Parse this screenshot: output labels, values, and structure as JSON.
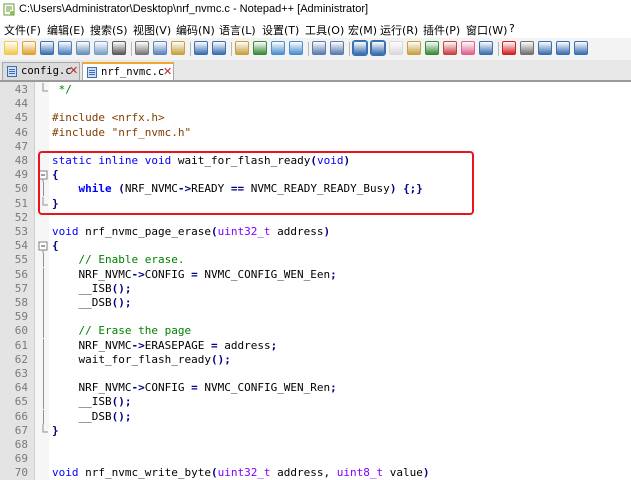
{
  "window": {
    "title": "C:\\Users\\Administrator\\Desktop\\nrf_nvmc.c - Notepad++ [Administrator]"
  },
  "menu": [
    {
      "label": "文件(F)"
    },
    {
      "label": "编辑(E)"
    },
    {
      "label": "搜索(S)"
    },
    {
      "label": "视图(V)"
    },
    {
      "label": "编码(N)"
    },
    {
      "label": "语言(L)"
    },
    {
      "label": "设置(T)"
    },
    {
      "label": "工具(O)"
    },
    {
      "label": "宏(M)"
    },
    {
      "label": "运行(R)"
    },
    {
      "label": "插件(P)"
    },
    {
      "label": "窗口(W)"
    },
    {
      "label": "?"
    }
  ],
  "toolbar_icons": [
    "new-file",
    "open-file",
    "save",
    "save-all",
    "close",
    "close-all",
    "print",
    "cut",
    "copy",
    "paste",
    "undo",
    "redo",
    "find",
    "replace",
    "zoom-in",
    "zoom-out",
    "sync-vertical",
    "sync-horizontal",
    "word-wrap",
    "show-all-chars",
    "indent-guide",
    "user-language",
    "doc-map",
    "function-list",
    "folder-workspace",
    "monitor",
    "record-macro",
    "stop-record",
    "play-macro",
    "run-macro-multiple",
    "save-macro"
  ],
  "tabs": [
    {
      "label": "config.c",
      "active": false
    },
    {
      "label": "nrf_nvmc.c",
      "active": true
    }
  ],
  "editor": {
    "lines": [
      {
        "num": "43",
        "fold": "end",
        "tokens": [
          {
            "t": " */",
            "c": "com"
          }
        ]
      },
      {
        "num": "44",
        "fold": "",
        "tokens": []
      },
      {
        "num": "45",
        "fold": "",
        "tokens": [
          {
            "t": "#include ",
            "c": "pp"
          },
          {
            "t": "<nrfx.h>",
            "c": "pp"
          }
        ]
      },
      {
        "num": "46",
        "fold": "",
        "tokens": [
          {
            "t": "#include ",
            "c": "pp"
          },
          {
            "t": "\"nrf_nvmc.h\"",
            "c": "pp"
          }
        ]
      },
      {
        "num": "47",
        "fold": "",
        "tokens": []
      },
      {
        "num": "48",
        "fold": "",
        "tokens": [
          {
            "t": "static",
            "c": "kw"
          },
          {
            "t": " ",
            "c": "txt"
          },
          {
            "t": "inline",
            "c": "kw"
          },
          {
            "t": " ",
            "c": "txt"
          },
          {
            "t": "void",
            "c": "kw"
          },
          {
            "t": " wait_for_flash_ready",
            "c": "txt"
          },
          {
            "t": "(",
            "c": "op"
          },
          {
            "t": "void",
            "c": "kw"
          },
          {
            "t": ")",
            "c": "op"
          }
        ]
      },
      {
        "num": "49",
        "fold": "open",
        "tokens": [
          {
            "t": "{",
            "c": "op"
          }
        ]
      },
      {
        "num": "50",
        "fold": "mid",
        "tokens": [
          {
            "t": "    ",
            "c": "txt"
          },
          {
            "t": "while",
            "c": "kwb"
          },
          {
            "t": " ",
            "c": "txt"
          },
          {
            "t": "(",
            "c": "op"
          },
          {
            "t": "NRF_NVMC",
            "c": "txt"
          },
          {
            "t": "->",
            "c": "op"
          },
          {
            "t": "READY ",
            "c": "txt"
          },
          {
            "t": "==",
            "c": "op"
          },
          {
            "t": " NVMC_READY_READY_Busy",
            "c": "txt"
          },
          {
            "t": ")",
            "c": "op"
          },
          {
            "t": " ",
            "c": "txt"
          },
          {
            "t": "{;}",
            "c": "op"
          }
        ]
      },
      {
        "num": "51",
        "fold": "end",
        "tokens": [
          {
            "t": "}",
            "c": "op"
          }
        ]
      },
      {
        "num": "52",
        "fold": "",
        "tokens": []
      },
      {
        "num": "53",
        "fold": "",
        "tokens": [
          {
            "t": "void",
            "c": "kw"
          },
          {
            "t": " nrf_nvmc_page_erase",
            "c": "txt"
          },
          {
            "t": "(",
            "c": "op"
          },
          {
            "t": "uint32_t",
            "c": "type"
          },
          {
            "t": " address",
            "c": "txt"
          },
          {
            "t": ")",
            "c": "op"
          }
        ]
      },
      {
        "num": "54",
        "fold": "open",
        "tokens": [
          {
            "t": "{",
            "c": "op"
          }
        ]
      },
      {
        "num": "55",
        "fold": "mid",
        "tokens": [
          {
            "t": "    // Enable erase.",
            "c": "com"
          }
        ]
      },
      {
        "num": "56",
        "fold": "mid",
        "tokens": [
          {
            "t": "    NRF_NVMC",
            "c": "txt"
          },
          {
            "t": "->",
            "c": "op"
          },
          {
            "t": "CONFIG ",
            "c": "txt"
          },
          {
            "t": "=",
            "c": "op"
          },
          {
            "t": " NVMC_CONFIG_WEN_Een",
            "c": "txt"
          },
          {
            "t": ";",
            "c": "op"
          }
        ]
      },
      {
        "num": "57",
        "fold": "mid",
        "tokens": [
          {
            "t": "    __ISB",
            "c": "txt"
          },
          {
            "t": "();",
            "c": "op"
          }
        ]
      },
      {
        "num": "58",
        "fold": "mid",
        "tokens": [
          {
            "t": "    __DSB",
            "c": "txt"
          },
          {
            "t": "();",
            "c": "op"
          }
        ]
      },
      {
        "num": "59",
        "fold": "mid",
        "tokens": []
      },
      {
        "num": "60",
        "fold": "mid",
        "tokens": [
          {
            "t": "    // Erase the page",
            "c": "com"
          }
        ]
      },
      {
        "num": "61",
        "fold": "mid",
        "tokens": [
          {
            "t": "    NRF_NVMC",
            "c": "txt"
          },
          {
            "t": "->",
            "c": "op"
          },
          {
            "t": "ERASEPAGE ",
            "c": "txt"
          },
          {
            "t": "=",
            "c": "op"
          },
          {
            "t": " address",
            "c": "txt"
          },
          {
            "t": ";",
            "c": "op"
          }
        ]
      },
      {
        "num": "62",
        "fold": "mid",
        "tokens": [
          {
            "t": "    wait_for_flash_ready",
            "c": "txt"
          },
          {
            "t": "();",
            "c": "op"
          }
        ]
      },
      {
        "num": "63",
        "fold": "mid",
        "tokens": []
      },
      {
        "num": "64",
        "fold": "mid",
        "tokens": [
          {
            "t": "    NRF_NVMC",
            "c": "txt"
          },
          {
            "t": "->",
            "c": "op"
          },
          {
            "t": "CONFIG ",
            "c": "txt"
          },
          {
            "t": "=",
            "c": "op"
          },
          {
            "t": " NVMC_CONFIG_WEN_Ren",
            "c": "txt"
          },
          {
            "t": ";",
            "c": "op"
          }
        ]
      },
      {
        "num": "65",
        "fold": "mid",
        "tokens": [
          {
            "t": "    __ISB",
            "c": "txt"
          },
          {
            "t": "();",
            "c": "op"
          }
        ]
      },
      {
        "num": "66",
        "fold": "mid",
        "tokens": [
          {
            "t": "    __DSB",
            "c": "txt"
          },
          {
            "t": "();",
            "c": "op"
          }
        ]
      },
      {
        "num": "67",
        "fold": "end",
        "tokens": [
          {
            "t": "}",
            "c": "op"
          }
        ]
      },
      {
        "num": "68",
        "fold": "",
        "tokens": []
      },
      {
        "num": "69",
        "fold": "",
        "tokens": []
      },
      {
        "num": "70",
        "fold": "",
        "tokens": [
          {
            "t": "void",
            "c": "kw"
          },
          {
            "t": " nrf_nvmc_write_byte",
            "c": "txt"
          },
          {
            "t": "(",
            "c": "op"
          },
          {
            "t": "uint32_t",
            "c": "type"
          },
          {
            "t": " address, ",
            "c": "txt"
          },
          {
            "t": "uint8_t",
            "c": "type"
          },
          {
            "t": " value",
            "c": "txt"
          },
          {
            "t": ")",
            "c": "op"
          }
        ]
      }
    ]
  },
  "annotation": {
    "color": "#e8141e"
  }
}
----------
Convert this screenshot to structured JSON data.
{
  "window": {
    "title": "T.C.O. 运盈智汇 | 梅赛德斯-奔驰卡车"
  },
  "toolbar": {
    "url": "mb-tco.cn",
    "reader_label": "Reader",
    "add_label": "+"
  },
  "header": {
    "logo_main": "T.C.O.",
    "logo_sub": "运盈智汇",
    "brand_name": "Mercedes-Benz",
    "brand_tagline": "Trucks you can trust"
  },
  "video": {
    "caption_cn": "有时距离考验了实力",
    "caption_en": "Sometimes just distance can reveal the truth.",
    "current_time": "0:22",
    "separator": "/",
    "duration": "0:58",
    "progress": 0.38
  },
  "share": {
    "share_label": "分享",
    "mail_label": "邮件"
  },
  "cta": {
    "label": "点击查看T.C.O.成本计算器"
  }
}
----------
What you have to do:
Show the lines of the data that hold the word "screenshot".

Response to the exercise:
Parse this screenshot: output labels, values, and structure as JSON.
Convert this screenshot to structured JSON data.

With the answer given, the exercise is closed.